Information shown:

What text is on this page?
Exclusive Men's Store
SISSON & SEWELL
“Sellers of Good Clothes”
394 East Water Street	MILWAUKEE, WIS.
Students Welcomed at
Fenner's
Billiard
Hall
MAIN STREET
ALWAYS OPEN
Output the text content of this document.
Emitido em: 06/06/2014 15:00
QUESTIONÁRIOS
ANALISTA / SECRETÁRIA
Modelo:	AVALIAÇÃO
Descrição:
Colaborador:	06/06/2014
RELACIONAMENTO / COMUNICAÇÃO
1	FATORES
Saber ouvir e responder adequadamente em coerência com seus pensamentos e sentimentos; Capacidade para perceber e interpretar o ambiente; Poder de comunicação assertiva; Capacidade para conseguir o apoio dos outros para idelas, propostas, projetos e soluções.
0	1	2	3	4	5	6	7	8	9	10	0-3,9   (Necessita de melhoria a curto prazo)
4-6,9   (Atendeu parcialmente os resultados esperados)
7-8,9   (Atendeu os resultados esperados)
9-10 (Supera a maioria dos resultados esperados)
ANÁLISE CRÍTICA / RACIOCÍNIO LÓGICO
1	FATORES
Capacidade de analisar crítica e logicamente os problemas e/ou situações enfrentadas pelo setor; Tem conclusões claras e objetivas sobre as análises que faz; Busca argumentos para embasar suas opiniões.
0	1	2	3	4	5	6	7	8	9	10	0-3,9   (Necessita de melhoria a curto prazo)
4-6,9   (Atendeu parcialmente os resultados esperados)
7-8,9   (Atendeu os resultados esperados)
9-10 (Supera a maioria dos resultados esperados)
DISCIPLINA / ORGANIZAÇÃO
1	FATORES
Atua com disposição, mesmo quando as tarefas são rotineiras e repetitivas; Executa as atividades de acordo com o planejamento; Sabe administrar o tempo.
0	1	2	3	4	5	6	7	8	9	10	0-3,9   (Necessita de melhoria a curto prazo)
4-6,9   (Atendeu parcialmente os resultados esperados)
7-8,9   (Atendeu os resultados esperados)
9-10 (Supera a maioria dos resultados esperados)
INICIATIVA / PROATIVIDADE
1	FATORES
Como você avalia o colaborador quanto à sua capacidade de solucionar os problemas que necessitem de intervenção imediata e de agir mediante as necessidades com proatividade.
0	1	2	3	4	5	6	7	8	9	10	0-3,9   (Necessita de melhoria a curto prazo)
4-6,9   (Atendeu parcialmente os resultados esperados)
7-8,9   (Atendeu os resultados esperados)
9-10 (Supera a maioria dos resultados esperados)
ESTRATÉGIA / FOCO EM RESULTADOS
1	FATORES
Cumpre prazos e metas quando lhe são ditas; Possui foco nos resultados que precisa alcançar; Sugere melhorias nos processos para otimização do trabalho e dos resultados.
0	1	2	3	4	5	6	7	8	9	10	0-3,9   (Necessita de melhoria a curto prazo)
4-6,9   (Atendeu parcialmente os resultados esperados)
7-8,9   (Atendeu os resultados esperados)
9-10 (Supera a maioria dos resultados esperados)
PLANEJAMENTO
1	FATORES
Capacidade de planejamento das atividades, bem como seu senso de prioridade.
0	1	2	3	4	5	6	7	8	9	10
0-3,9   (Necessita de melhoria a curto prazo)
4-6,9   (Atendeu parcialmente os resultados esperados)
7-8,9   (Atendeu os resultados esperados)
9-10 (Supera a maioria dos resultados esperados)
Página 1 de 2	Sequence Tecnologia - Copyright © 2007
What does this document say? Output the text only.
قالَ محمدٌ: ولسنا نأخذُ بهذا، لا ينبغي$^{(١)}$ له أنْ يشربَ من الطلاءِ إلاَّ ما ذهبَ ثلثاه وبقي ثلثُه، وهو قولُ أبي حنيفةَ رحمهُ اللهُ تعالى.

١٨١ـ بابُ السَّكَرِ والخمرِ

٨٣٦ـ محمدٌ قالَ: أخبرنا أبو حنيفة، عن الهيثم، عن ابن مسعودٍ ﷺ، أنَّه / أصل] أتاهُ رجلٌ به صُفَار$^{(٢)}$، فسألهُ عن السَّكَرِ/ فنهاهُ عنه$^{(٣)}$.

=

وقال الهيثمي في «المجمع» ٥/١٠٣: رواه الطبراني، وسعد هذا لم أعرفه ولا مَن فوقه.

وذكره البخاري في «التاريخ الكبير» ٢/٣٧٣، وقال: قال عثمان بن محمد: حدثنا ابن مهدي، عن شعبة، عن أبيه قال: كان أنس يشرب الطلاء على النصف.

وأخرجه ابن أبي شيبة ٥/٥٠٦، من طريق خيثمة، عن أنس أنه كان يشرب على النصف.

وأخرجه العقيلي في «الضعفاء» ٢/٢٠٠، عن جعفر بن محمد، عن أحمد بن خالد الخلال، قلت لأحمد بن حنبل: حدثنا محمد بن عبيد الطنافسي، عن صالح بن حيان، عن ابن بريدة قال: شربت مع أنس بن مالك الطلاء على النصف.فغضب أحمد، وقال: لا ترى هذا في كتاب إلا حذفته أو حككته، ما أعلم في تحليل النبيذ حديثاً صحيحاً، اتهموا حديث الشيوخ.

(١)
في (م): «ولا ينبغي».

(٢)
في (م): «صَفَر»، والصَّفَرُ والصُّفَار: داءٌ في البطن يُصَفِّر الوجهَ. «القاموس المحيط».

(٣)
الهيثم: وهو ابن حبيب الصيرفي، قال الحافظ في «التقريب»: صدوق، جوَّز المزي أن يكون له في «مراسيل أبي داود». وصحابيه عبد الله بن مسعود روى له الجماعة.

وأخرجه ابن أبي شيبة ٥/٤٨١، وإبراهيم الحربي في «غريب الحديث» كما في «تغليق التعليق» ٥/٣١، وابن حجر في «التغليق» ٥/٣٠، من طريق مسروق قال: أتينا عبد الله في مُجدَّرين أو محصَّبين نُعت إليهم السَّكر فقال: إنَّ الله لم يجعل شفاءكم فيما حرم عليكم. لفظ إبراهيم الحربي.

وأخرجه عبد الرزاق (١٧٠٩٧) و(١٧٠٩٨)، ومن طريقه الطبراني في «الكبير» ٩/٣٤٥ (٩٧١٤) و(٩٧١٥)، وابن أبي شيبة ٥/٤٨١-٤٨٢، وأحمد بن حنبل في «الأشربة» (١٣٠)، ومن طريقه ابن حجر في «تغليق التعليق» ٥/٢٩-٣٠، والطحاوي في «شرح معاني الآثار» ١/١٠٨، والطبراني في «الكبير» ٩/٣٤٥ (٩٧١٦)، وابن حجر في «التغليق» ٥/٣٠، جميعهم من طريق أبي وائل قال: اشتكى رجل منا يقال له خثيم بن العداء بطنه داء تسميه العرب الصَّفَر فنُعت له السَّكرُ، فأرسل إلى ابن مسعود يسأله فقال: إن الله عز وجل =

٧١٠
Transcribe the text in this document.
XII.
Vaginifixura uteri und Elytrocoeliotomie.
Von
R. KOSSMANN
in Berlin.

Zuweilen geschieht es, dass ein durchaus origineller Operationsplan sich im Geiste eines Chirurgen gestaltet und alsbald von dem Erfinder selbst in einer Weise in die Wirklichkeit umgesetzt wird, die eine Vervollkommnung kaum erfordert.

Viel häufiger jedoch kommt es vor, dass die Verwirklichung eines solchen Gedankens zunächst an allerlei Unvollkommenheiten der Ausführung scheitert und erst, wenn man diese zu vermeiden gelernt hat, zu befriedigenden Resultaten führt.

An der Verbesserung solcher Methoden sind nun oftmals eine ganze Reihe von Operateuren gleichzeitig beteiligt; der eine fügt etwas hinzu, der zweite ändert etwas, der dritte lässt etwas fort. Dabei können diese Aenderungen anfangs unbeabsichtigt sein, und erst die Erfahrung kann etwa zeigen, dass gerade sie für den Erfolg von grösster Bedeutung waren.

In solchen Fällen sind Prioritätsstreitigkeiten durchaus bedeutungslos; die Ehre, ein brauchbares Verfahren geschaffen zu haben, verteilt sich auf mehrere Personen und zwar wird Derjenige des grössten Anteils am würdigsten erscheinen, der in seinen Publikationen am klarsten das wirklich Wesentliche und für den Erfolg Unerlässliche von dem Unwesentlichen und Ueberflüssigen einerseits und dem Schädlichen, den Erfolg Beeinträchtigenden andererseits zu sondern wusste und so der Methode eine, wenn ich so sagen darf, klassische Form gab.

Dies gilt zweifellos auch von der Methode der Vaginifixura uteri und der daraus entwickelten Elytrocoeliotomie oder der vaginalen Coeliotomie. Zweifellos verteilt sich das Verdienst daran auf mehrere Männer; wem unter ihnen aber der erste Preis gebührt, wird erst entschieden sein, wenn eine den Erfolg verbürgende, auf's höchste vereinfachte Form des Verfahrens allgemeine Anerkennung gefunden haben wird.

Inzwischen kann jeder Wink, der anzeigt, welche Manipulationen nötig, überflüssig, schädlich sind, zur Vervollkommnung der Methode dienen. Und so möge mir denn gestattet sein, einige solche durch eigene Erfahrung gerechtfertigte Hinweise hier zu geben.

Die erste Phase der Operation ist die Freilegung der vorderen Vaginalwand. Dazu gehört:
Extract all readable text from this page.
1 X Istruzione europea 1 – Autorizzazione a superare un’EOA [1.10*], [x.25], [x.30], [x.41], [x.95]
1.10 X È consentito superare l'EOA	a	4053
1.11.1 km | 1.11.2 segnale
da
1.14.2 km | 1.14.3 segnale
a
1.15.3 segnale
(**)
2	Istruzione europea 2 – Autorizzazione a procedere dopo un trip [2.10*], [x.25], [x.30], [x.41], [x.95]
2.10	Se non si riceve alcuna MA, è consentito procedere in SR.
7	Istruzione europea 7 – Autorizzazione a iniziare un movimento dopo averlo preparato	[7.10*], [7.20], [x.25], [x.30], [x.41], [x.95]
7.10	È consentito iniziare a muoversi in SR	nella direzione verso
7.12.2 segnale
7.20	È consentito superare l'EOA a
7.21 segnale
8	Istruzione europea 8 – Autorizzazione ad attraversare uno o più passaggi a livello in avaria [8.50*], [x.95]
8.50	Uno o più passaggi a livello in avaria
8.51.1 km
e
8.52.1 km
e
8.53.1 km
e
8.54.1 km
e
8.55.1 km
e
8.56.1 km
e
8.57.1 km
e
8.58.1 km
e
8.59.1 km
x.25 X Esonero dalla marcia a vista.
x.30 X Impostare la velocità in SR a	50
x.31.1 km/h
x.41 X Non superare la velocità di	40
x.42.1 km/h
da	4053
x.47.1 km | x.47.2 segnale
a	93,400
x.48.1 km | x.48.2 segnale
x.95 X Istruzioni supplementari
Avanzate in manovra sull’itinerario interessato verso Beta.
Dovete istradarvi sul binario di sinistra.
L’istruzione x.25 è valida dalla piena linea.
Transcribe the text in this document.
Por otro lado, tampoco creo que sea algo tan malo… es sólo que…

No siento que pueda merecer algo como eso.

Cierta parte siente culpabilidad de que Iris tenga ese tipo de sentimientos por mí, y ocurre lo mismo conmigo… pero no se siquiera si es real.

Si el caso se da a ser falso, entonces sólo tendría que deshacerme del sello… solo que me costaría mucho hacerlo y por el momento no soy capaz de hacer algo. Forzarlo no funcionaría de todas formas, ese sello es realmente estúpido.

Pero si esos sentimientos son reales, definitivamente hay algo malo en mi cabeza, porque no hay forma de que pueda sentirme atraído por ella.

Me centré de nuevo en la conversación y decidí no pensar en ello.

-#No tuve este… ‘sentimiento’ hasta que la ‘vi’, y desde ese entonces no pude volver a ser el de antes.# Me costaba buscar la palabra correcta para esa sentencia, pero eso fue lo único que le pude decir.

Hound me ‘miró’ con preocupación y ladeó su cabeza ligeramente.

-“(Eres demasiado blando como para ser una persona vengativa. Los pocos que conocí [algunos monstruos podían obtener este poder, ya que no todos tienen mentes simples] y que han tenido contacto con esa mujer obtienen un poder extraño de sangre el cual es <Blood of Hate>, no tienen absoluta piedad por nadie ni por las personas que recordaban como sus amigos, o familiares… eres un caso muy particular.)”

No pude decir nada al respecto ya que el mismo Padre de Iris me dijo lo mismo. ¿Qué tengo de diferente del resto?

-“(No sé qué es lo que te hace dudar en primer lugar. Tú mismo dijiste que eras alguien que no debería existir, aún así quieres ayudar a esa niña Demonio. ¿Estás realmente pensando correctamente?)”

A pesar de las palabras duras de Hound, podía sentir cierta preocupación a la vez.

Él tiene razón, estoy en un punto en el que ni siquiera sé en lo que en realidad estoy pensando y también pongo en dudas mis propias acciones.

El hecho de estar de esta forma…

Written instruction: Report how many lines of the preceding records include "sólo". Output the number only.

Task answer: 2